▶ _Instructions to follow_
Among the lines below, list those containing the string "тракториста".

▶ _Dataset rows_
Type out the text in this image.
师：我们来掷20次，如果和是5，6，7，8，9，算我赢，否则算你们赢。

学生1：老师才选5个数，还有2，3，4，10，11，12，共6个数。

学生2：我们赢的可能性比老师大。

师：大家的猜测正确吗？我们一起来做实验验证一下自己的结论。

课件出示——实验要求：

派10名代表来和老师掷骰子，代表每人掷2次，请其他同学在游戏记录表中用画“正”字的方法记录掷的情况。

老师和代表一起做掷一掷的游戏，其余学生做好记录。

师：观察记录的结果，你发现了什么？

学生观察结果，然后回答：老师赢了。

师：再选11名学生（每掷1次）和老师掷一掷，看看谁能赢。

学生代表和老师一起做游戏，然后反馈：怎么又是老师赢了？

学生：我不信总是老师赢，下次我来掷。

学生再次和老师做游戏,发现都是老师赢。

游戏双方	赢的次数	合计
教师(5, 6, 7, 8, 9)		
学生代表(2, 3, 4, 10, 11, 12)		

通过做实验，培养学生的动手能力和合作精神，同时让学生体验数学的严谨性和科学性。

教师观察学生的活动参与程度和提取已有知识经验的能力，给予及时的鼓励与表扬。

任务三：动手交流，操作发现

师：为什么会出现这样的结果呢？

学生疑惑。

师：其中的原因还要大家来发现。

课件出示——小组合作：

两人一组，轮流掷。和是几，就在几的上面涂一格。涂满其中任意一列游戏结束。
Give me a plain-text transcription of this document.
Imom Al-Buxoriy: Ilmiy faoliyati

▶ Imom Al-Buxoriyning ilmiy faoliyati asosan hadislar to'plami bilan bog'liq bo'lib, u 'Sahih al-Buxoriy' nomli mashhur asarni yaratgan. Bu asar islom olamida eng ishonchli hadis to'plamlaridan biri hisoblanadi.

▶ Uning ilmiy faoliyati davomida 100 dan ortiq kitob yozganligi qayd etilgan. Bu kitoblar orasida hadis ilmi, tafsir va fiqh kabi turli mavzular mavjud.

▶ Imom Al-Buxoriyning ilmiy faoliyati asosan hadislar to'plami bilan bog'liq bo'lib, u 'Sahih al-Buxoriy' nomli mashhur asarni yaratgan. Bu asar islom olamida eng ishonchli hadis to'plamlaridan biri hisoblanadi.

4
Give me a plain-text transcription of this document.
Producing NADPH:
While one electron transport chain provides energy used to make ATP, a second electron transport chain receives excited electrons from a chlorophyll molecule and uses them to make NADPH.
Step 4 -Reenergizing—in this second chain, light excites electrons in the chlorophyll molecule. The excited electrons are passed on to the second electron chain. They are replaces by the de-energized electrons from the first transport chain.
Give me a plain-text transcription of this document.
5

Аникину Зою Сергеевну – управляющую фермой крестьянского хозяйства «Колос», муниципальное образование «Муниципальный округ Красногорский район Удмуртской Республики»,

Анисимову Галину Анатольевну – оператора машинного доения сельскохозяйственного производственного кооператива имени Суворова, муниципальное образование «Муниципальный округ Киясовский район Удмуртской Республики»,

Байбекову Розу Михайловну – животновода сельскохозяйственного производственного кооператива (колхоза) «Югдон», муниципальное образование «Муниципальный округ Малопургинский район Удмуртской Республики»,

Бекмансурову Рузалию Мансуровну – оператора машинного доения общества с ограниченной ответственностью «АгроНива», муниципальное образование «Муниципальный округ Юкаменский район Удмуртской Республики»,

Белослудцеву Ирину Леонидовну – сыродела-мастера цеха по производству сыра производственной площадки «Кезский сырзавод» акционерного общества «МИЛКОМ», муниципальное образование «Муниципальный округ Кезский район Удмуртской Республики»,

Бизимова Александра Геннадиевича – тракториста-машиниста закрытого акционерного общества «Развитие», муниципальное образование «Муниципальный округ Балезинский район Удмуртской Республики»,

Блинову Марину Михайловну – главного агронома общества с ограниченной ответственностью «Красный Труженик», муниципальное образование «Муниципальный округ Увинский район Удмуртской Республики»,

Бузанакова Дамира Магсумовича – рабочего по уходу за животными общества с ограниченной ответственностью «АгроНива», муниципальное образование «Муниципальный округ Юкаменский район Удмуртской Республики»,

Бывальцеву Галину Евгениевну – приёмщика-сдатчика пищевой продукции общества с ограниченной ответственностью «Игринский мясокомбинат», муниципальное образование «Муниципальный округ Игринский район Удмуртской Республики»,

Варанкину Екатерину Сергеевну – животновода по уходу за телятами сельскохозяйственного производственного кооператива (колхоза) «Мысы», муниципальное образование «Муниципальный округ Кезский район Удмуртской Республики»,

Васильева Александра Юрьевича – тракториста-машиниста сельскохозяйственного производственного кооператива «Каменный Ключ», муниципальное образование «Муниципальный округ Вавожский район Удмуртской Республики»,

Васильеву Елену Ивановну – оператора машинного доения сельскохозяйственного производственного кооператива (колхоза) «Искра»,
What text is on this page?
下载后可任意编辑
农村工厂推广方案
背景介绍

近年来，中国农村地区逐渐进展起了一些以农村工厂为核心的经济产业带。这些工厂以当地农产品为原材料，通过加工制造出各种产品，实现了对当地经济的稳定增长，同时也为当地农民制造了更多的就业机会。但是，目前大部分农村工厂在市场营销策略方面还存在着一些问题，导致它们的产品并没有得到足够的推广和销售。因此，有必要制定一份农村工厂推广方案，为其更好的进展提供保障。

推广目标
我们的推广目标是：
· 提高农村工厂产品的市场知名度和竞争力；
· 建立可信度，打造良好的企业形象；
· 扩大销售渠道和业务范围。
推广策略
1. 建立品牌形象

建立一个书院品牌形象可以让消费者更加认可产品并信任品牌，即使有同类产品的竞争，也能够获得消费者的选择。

▶ _Finished answer_
Бизимова Александра Геннадиевича – тракториста-машиниста закрытого акционерного общества «Развитие», муниципальное образование «Муниципальный округ Балезинский район Удмуртской Республики»,
Васильева Александра Юрьевича – тракториста-машиниста сельскохозяйственного производственного кооператива «Каменный Ключ», муниципальное образование «Муниципальный округ Вавожский район Удмуртской Республики»,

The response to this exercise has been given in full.